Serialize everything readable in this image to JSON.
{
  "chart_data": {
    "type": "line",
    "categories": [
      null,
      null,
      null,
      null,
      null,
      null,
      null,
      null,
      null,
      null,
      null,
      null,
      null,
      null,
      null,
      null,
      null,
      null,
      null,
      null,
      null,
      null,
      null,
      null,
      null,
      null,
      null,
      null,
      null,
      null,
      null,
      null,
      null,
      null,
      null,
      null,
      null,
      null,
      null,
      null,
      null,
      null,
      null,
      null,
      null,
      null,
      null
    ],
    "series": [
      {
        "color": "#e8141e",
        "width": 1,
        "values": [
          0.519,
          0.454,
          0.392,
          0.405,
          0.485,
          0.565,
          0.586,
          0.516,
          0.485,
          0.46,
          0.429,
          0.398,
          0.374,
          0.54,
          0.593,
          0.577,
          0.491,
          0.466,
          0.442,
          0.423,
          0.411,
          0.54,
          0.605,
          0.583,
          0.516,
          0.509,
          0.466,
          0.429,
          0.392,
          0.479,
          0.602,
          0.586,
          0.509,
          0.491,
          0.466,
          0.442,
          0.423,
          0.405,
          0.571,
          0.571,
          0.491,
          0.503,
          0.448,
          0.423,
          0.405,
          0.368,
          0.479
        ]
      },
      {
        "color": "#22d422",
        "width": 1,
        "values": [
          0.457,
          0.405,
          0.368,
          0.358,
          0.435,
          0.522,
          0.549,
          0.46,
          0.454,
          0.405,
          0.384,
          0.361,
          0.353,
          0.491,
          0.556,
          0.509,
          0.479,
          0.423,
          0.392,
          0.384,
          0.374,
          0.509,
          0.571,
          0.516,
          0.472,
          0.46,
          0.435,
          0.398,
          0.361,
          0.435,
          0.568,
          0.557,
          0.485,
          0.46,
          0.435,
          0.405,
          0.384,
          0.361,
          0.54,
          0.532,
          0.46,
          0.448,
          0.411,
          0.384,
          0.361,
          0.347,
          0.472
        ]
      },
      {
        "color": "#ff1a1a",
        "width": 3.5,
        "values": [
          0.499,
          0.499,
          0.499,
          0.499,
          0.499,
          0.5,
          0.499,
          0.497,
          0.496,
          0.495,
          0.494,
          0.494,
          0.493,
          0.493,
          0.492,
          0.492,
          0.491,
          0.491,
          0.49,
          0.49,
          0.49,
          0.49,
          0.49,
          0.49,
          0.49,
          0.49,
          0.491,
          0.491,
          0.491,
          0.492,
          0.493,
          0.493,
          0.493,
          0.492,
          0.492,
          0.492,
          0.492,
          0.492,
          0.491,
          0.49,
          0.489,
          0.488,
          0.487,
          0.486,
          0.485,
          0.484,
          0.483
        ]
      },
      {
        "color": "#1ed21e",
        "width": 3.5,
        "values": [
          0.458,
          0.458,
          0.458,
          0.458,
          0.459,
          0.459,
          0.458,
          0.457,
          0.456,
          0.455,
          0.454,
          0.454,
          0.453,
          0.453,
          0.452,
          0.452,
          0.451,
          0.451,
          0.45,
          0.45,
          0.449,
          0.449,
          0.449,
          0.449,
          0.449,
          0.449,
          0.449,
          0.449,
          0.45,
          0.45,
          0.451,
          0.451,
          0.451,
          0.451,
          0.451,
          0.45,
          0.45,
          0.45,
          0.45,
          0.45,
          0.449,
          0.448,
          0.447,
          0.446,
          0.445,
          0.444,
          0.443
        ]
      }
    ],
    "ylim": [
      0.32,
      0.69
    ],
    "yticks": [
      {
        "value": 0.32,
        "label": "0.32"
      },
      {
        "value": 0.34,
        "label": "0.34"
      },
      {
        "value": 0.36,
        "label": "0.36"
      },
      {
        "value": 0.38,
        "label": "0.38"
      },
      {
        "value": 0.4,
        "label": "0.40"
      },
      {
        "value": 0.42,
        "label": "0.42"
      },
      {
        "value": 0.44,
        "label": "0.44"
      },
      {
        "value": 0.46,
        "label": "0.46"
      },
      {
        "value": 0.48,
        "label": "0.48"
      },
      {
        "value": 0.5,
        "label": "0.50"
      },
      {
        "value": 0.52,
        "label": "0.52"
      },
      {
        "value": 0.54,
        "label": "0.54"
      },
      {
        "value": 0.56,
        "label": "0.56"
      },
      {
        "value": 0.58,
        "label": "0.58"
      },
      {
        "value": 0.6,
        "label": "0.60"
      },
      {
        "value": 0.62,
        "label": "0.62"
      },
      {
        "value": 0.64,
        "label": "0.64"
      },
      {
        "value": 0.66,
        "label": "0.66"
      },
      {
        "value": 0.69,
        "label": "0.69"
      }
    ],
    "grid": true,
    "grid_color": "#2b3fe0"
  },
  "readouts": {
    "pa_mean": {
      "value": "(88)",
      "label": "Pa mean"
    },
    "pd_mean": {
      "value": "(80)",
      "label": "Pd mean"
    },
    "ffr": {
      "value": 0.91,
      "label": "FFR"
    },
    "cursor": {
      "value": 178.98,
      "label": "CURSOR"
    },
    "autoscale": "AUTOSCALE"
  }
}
+ + + + +
> _WHAT THE EXERCISE ASKS_
Set down all of the records shown above once more, exactly.

> _SOLUTION TO THIS PROBLEM_
Serialize everything readable in this image to JSON.
{
  "chart_data": {
    "type": "line",
    "categories": [
      null,
      null,
      null,
      null,
      null,
      null,
      null,
      null,
      null,
      null,
      null,
      null,
      null,
      null,
      null,
      null,
      null,
      null,
      null,
      null,
      null,
      null,
      null,
      null,
      null,
      null,
      null,
      null,
      null,
      null,
      null,
      null,
      null,
      null,
      null,
      null,
      null,
      null,
      null,
      null,
      null,
      null,
      null,
      null,
      null,
      null,
      null
    ],
    "series": [
      {
        "color": "#e8141e",
        "width": 1,
        "values": [
          0.519,
          0.454,
          0.392,
          0.405,
          0.485,
          0.565,
          0.586,
          0.516,
          0.485,
          0.46,
          0.429,
          0.398,
          0.374,
          0.54,
          0.593,
          0.577,
          0.491,
          0.466,
          0.442,
          0.423,
          0.411,
          0.54,
          0.605,
          0.583,
          0.516,
          0.509,
          0.466,
          0.429,
          0.392,
          0.479,
          0.602,
          0.586,
          0.509,
          0.491,
          0.466,
          0.442,
          0.423,
          0.405,
          0.571,
          0.571,
          0.491,
          0.503,
          0.448,
          0.423,
          0.405,
          0.368,
          0.479
        ]
      },
      {
        "color": "#22d422",
        "width": 1,
        "values": [
          0.457,
          0.405,
          0.368,
          0.358,
          0.435,
          0.522,
          0.549,
          0.46,
          0.454,
          0.405,
          0.384,
          0.361,
          0.353,
          0.491,
          0.556,
          0.509,
          0.479,
          0.423,
          0.392,
          0.384,
          0.374,
          0.509,
          0.571,
          0.516,
          0.472,
          0.46,
          0.435,
          0.398,
          0.361,
          0.435,
          0.568,
          0.557,
          0.485,
          0.46,
          0.435,
          0.405,
          0.384,
          0.361,
          0.54,
          0.532,
          0.46,
          0.448,
          0.411,
          0.384,
          0.361,
          0.347,
          0.472
        ]
      },
      {
        "color": "#ff1a1a",
        "width": 3.5,
        "values": [
          0.499,
          0.499,
          0.499,
          0.499,
          0.499,
          0.5,
          0.499,
          0.497,
          0.496,
          0.495,
          0.494,
          0.494,
          0.493,
          0.493,
          0.492,
          0.492,
          0.491,
          0.491,
          0.49,
          0.49,
          0.49,
          0.49,
          0.49,
          0.49,
          0.49,
          0.49,
          0.491,
          0.491,
          0.491,
          0.492,
          0.493,
          0.493,
          0.493,
          0.492,
          0.492,
          0.492,
          0.492,
          0.492,
          0.491,
          0.49,
          0.489,
          0.488,
          0.487,
          0.486,
          0.485,
          0.484,
          0.483
        ]
      },
      {
        "color": "#1ed21e",
        "width": 3.5,
        "values": [
          0.458,
          0.458,
          0.458,
          0.458,
          0.459,
          0.459,
          0.458,
          0.457,
          0.456,
          0.455,
          0.454,
          0.454,
          0.453,
          0.453,
          0.452,
          0.452,
          0.451,
          0.451,
          0.45,
          0.45,
          0.449,
          0.449,
          0.449,
          0.449,
          0.449,
          0.449,
          0.449,
          0.449,
          0.45,
          0.45,
          0.451,
          0.451,
          0.451,
          0.451,
          0.451,
          0.45,
          0.45,
          0.45,
          0.45,
          0.45,
          0.449,
          0.448,
          0.447,
          0.446,
          0.445,
          0.444,
          0.443
        ]
      }
    ],
    "ylim": [
      0.32,
      0.69
    ],
    "yticks": [
      {
        "value": 0.32,
        "label": "0.32"
      },
      {
        "value": 0.34,
        "label": "0.34"
      },
      {
        "value": 0.36,
        "label": "0.36"
      },
      {
        "value": 0.38,
        "label": "0.38"
      },
      {
        "value": 0.4,
        "label": "0.40"
      },
      {
        "value": 0.42,
        "label": "0.42"
      },
      {
        "value": 0.44,
        "label": "0.44"
      },
      {
        "value": 0.46,
        "label": "0.46"
      },
      {
        "value": 0.48,
        "label": "0.48"
      },
      {
        "value": 0.5,
        "label": "0.50"
      },
      {
        "value": 0.52,
        "label": "0.52"
      },
      {
        "value": 0.54,
        "label": "0.54"
      },
      {
        "value": 0.56,
        "label": "0.56"
      },
      {
        "value": 0.58,
        "label": "0.58"
      },
      {
        "value": 0.6,
        "label": "0.60"
      },
      {
        "value": 0.62,
        "label": "0.62"
      },
      {
        "value": 0.64,
        "label": "0.64"
      },
      {
        "value": 0.66,
        "label": "0.66"
      },
      {
        "value": 0.69,
        "label": "0.69"
      }
    ],
    "grid": true,
    "grid_color": "#2b3fe0"
  },
  "readouts": {
    "pa_mean": {
      "value": "(88)",
      "label": "Pa mean"
    },
    "pd_mean": {
      "value": "(80)",
      "label": "Pd mean"
    },
    "ffr": {
      "value": 0.91,
      "label": "FFR"
    },
    "cursor": {
      "value": 178.98,
      "label": "CURSOR"
    },
    "autoscale": "AUTOSCALE"
  }
}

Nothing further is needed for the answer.